begin Records shown

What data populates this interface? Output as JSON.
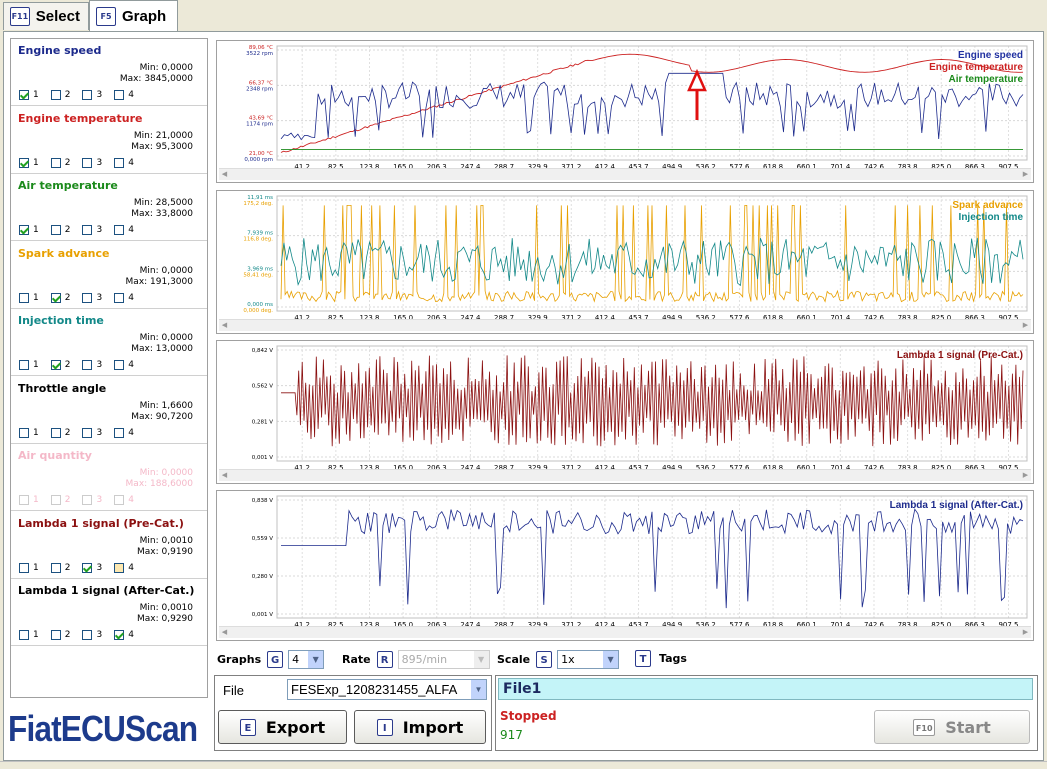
{
  "tabs": [
    {
      "key": "F11",
      "label": "Select",
      "active": false
    },
    {
      "key": "F5",
      "label": "Graph",
      "active": true
    }
  ],
  "signals": [
    {
      "name": "Engine speed",
      "min": "Min: 0,0000",
      "max": "Max: 3845,0000",
      "color": "#1c2a8c",
      "checked": [
        1
      ],
      "enabled": true
    },
    {
      "name": "Engine temperature",
      "min": "Min: 21,0000",
      "max": "Max: 95,3000",
      "color": "#cc2222",
      "checked": [
        1
      ],
      "enabled": true
    },
    {
      "name": "Air temperature",
      "min": "Min: 28,5000",
      "max": "Max: 33,8000",
      "color": "#1b8a1b",
      "checked": [
        1
      ],
      "enabled": true
    },
    {
      "name": "Spark advance",
      "min": "Min: 0,0000",
      "max": "Max: 191,3000",
      "color": "#e8a000",
      "checked": [
        2
      ],
      "enabled": true
    },
    {
      "name": "Injection time",
      "min": "Min: 0,0000",
      "max": "Max: 13,0000",
      "color": "#128888",
      "checked": [
        2
      ],
      "enabled": true
    },
    {
      "name": "Throttle angle",
      "min": "Min: 1,6600",
      "max": "Max: 90,7200",
      "color": "#000000",
      "checked": [],
      "enabled": true
    },
    {
      "name": "Air quantity",
      "min": "Min: 0,0000",
      "max": "Max: 188,6000",
      "color": "#f4b8c8",
      "checked": [],
      "enabled": false
    },
    {
      "name": "Lambda 1 signal (Pre-Cat.)",
      "min": "Min: 0,0010",
      "max": "Max: 0,9190",
      "color": "#8b1010",
      "checked": [
        3
      ],
      "enabled": true
    },
    {
      "name": "Lambda 1 signal (After-Cat.)",
      "min": "Min: 0,0010",
      "max": "Max: 0,9290",
      "color": "#000000",
      "checked": [
        4
      ],
      "enabled": true
    }
  ],
  "checkbox_labels": [
    "1",
    "2",
    "3",
    "4"
  ],
  "x_ticks": [
    "41,2",
    "82,5",
    "123,8",
    "165,0",
    "206,3",
    "247,4",
    "288,7",
    "329,9",
    "371,2",
    "412,4",
    "453,7",
    "494,9",
    "536,2",
    "577,6",
    "618,8",
    "660,1",
    "701,4",
    "742,6",
    "783,8",
    "825,0",
    "866,3",
    "907,5"
  ],
  "graphs": [
    {
      "legend": [
        {
          "name": "Engine speed",
          "color": "#2030a0"
        },
        {
          "name": "Engine temperature",
          "color": "#cc2222"
        },
        {
          "name": "Air temperature",
          "color": "#1b8a1b"
        }
      ],
      "y_labels": [
        {
          "a": "89,06 °C",
          "b": "3522 rpm"
        },
        {
          "a": "66,37 °C",
          "b": "2348 rpm"
        },
        {
          "a": "43,69 °C",
          "b": "1174 rpm"
        },
        {
          "a": "21,00 °C",
          "b": "0,000 rpm"
        }
      ]
    },
    {
      "legend": [
        {
          "name": "Spark advance",
          "color": "#e8a000"
        },
        {
          "name": "Injection time",
          "color": "#128888"
        }
      ],
      "y_labels": [
        {
          "a": "11,91 ms",
          "b": "175,2 deg."
        },
        {
          "a": "7,939 ms",
          "b": "116,8 deg."
        },
        {
          "a": "3,969 ms",
          "b": "58,41 deg."
        },
        {
          "a": "0,000 ms",
          "b": "0,000 deg."
        }
      ]
    },
    {
      "legend": [
        {
          "name": "Lambda 1 signal (Pre-Cat.)",
          "color": "#8b1010"
        }
      ],
      "y_labels": [
        {
          "a": "0,842 V",
          "b": ""
        },
        {
          "a": "0,562 V",
          "b": ""
        },
        {
          "a": "0,281 V",
          "b": ""
        },
        {
          "a": "0,001 V",
          "b": ""
        }
      ]
    },
    {
      "legend": [
        {
          "name": "Lambda 1 signal (After-Cat.)",
          "color": "#1c2a8c"
        }
      ],
      "y_labels": [
        {
          "a": "0,838 V",
          "b": ""
        },
        {
          "a": "0,559 V",
          "b": ""
        },
        {
          "a": "0,280 V",
          "b": ""
        },
        {
          "a": "0,001 V",
          "b": ""
        }
      ]
    }
  ],
  "controls": {
    "graphs_label": "Graphs",
    "graphs_key": "G",
    "graphs_value": "4",
    "rate_label": "Rate",
    "rate_key": "R",
    "rate_value": "895/min",
    "scale_label": "Scale",
    "scale_key": "S",
    "scale_value": "1x",
    "tags_key": "T",
    "tags_label": "Tags"
  },
  "file": {
    "label": "File",
    "value": "FESExp_1208231455_ALFA",
    "name": "File1",
    "status": "Stopped",
    "status_color": "#cc2222",
    "count": "917",
    "count_color": "#1b8a1b"
  },
  "buttons": {
    "export_key": "E",
    "export_label": "Export",
    "import_key": "I",
    "import_label": "Import",
    "start_key": "F10",
    "start_label": "Start"
  },
  "logo": "FiatECUScan"
}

end Records shown

• [To do]: Write the full listing out again with every line unchanged, but include no pictures.

• [Expected answer]:
What data populates this interface? Output as JSON.
{
  "tabs": [
    {
      "key": "F11",
      "label": "Select",
      "active": false
    },
    {
      "key": "F5",
      "label": "Graph",
      "active": true
    }
  ],
  "signals": [
    {
      "name": "Engine speed",
      "min": "Min: 0,0000",
      "max": "Max: 3845,0000",
      "color": "#1c2a8c",
      "checked": [
        1
      ],
      "enabled": true
    },
    {
      "name": "Engine temperature",
      "min": "Min: 21,0000",
      "max": "Max: 95,3000",
      "color": "#cc2222",
      "checked": [
        1
      ],
      "enabled": true
    },
    {
      "name": "Air temperature",
      "min": "Min: 28,5000",
      "max": "Max: 33,8000",
      "color": "#1b8a1b",
      "checked": [
        1
      ],
      "enabled": true
    },
    {
      "name": "Spark advance",
      "min": "Min: 0,0000",
      "max": "Max: 191,3000",
      "color": "#e8a000",
      "checked": [
        2
      ],
      "enabled": true
    },
    {
      "name": "Injection time",
      "min": "Min: 0,0000",
      "max": "Max: 13,0000",
      "color": "#128888",
      "checked": [
        2
      ],
      "enabled": true
    },
    {
      "name": "Throttle angle",
      "min": "Min: 1,6600",
      "max": "Max: 90,7200",
      "color": "#000000",
      "checked": [],
      "enabled": true
    },
    {
      "name": "Air quantity",
      "min": "Min: 0,0000",
      "max": "Max: 188,6000",
      "color": "#f4b8c8",
      "checked": [],
      "enabled": false
    },
    {
      "name": "Lambda 1 signal (Pre-Cat.)",
      "min": "Min: 0,0010",
      "max": "Max: 0,9190",
      "color": "#8b1010",
      "checked": [
        3
      ],
      "enabled": true
    },
    {
      "name": "Lambda 1 signal (After-Cat.)",
      "min": "Min: 0,0010",
      "max": "Max: 0,9290",
      "color": "#000000",
      "checked": [
        4
      ],
      "enabled": true
    }
  ],
  "checkbox_labels": [
    "1",
    "2",
    "3",
    "4"
  ],
  "x_ticks": [
    "41,2",
    "82,5",
    "123,8",
    "165,0",
    "206,3",
    "247,4",
    "288,7",
    "329,9",
    "371,2",
    "412,4",
    "453,7",
    "494,9",
    "536,2",
    "577,6",
    "618,8",
    "660,1",
    "701,4",
    "742,6",
    "783,8",
    "825,0",
    "866,3",
    "907,5"
  ],
  "graphs": [
    {
      "legend": [
        {
          "name": "Engine speed",
          "color": "#2030a0"
        },
        {
          "name": "Engine temperature",
          "color": "#cc2222"
        },
        {
          "name": "Air temperature",
          "color": "#1b8a1b"
        }
      ],
      "y_labels": [
        {
          "a": "89,06 °C",
          "b": "3522 rpm"
        },
        {
          "a": "66,37 °C",
          "b": "2348 rpm"
        },
        {
          "a": "43,69 °C",
          "b": "1174 rpm"
        },
        {
          "a": "21,00 °C",
          "b": "0,000 rpm"
        }
      ]
    },
    {
      "legend": [
        {
          "name": "Spark advance",
          "color": "#e8a000"
        },
        {
          "name": "Injection time",
          "color": "#128888"
        }
      ],
      "y_labels": [
        {
          "a": "11,91 ms",
          "b": "175,2 deg."
        },
        {
          "a": "7,939 ms",
          "b": "116,8 deg."
        },
        {
          "a": "3,969 ms",
          "b": "58,41 deg."
        },
        {
          "a": "0,000 ms",
          "b": "0,000 deg."
        }
      ]
    },
    {
      "legend": [
        {
          "name": "Lambda 1 signal (Pre-Cat.)",
          "color": "#8b1010"
        }
      ],
      "y_labels": [
        {
          "a": "0,842 V",
          "b": ""
        },
        {
          "a": "0,562 V",
          "b": ""
        },
        {
          "a": "0,281 V",
          "b": ""
        },
        {
          "a": "0,001 V",
          "b": ""
        }
      ]
    },
    {
      "legend": [
        {
          "name": "Lambda 1 signal (After-Cat.)",
          "color": "#1c2a8c"
        }
      ],
      "y_labels": [
        {
          "a": "0,838 V",
          "b": ""
        },
        {
          "a": "0,559 V",
          "b": ""
        },
        {
          "a": "0,280 V",
          "b": ""
        },
        {
          "a": "0,001 V",
          "b": ""
        }
      ]
    }
  ],
  "controls": {
    "graphs_label": "Graphs",
    "graphs_key": "G",
    "graphs_value": "4",
    "rate_label": "Rate",
    "rate_key": "R",
    "rate_value": "895/min",
    "scale_label": "Scale",
    "scale_key": "S",
    "scale_value": "1x",
    "tags_key": "T",
    "tags_label": "Tags"
  },
  "file": {
    "label": "File",
    "value": "FESExp_1208231455_ALFA",
    "name": "File1",
    "status": "Stopped",
    "status_color": "#cc2222",
    "count": "917",
    "count_color": "#1b8a1b"
  },
  "buttons": {
    "export_key": "E",
    "export_label": "Export",
    "import_key": "I",
    "import_label": "Import",
    "start_key": "F10",
    "start_label": "Start"
  },
  "logo": "FiatECUScan"
}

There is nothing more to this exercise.